Records that describe figures:

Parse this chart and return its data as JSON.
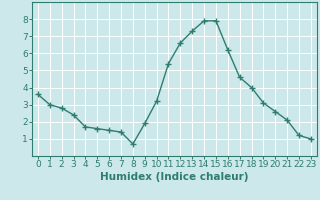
{
  "title": "",
  "xlabel": "Humidex (Indice chaleur)",
  "x": [
    0,
    1,
    2,
    3,
    4,
    5,
    6,
    7,
    8,
    9,
    10,
    11,
    12,
    13,
    14,
    15,
    16,
    17,
    18,
    19,
    20,
    21,
    22,
    23
  ],
  "y": [
    3.6,
    3.0,
    2.8,
    2.4,
    1.7,
    1.6,
    1.5,
    1.4,
    0.7,
    1.9,
    3.2,
    5.4,
    6.6,
    7.3,
    7.9,
    7.9,
    6.2,
    4.6,
    4.0,
    3.1,
    2.6,
    2.1,
    1.2,
    1.0
  ],
  "line_color": "#2e7d6e",
  "marker": "+",
  "marker_size": 4,
  "line_width": 1.0,
  "bg_color": "#cce8eb",
  "grid_color": "#ffffff",
  "axis_color": "#2e7d6e",
  "tick_color": "#2e7d6e",
  "label_color": "#2e7d6e",
  "xlim": [
    -0.5,
    23.5
  ],
  "ylim": [
    0,
    9
  ],
  "yticks": [
    1,
    2,
    3,
    4,
    5,
    6,
    7,
    8
  ],
  "xticks": [
    0,
    1,
    2,
    3,
    4,
    5,
    6,
    7,
    8,
    9,
    10,
    11,
    12,
    13,
    14,
    15,
    16,
    17,
    18,
    19,
    20,
    21,
    22,
    23
  ],
  "tick_fontsize": 6.5,
  "label_fontsize": 7.5
}
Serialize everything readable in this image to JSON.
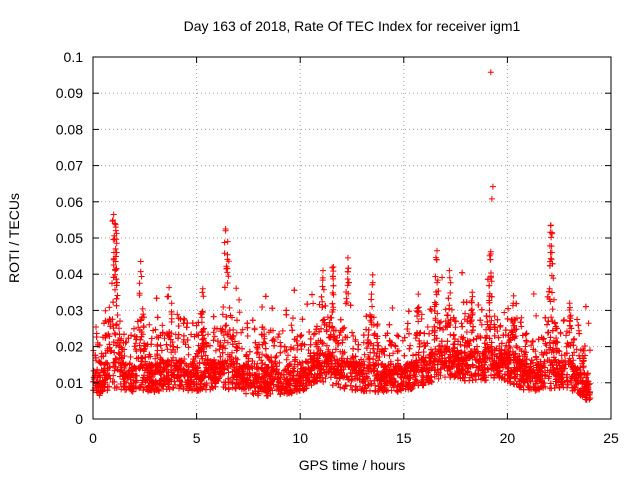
{
  "chart_data": {
    "type": "scatter",
    "title": "Day 163 of 2018, Rate Of TEC Index for receiver igm1",
    "xlabel": "GPS time / hours",
    "ylabel": "ROTI / TECUs",
    "xlim": [
      0,
      25
    ],
    "ylim": [
      0,
      0.1
    ],
    "grid": true,
    "marker": "+",
    "color": "#ff0000",
    "x_ticks": [
      0,
      5,
      10,
      15,
      20,
      25
    ],
    "x_tick_labels": [
      "0",
      "5",
      "10",
      "15",
      "20",
      "25"
    ],
    "y_ticks": [
      0,
      0.01,
      0.02,
      0.03,
      0.04,
      0.05,
      0.06,
      0.07,
      0.08,
      0.09,
      0.1
    ],
    "y_tick_labels": [
      "0",
      "0.01",
      "0.02",
      "0.03",
      "0.04",
      "0.05",
      "0.06",
      "0.07",
      "0.08",
      "0.09",
      "0.1"
    ],
    "series": [
      {
        "name": "ROTI",
        "x_range": [
          0,
          24
        ],
        "baseline": [
          [
            0,
            0.009
          ],
          [
            1,
            0.012
          ],
          [
            2,
            0.011
          ],
          [
            3,
            0.011
          ],
          [
            4,
            0.012
          ],
          [
            5,
            0.011
          ],
          [
            6,
            0.012
          ],
          [
            7,
            0.011
          ],
          [
            8,
            0.01
          ],
          [
            9,
            0.01
          ],
          [
            10,
            0.011
          ],
          [
            11,
            0.014
          ],
          [
            12,
            0.012
          ],
          [
            13,
            0.011
          ],
          [
            14,
            0.011
          ],
          [
            15,
            0.011
          ],
          [
            16,
            0.013
          ],
          [
            17,
            0.015
          ],
          [
            18,
            0.014
          ],
          [
            19,
            0.014
          ],
          [
            20,
            0.014
          ],
          [
            21,
            0.011
          ],
          [
            22,
            0.012
          ],
          [
            23,
            0.012
          ],
          [
            24,
            0.008
          ]
        ],
        "peaks": [
          [
            1.0,
            0.0565
          ],
          [
            1.05,
            0.054
          ],
          [
            1.1,
            0.053
          ],
          [
            2.3,
            0.0435
          ],
          [
            3.8,
            0.032
          ],
          [
            5.3,
            0.036
          ],
          [
            6.4,
            0.0525
          ],
          [
            6.5,
            0.049
          ],
          [
            11.1,
            0.041
          ],
          [
            11.6,
            0.042
          ],
          [
            12.3,
            0.0445
          ],
          [
            13.5,
            0.0398
          ],
          [
            15.7,
            0.0345
          ],
          [
            16.6,
            0.0465
          ],
          [
            17.2,
            0.041
          ],
          [
            18.3,
            0.035
          ],
          [
            19.2,
            0.0958
          ],
          [
            19.3,
            0.0642
          ],
          [
            19.25,
            0.0608
          ],
          [
            19.2,
            0.0462
          ],
          [
            20.3,
            0.034
          ],
          [
            22.1,
            0.0535
          ],
          [
            22.15,
            0.0515
          ],
          [
            23.0,
            0.032
          ]
        ],
        "generated_points": 5200
      }
    ]
  }
}
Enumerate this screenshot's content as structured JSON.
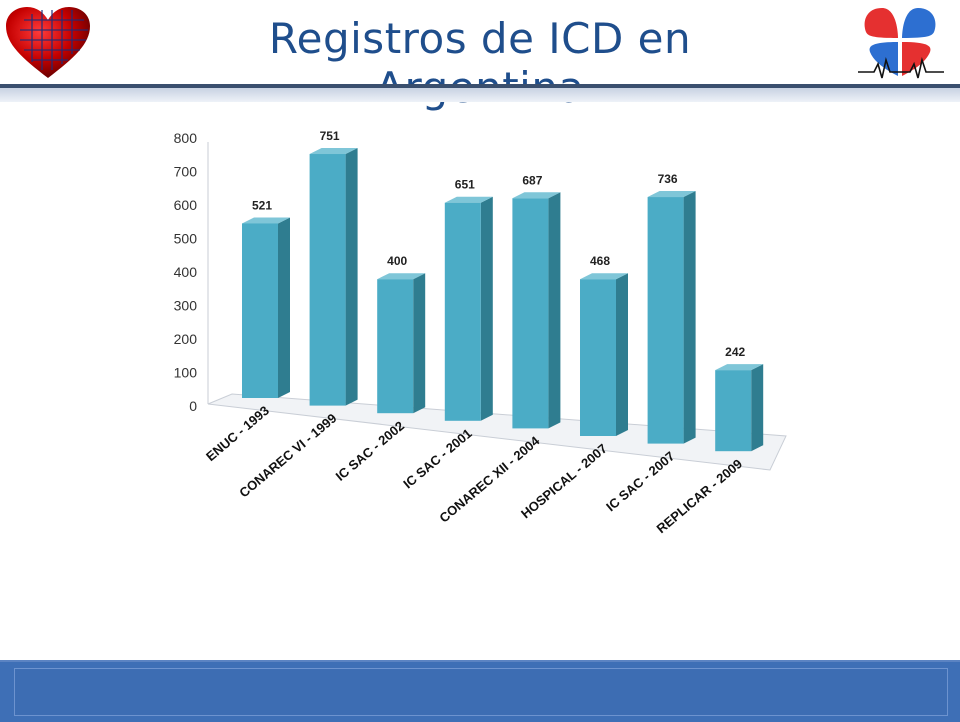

→ What to do: From the data above, copy each line that has the string "this".

→ Written response:
Parse this chart and return its data as JSON.
Serialize everything readable in this image to JSON.
Enumerate this screenshot's content as structured JSON.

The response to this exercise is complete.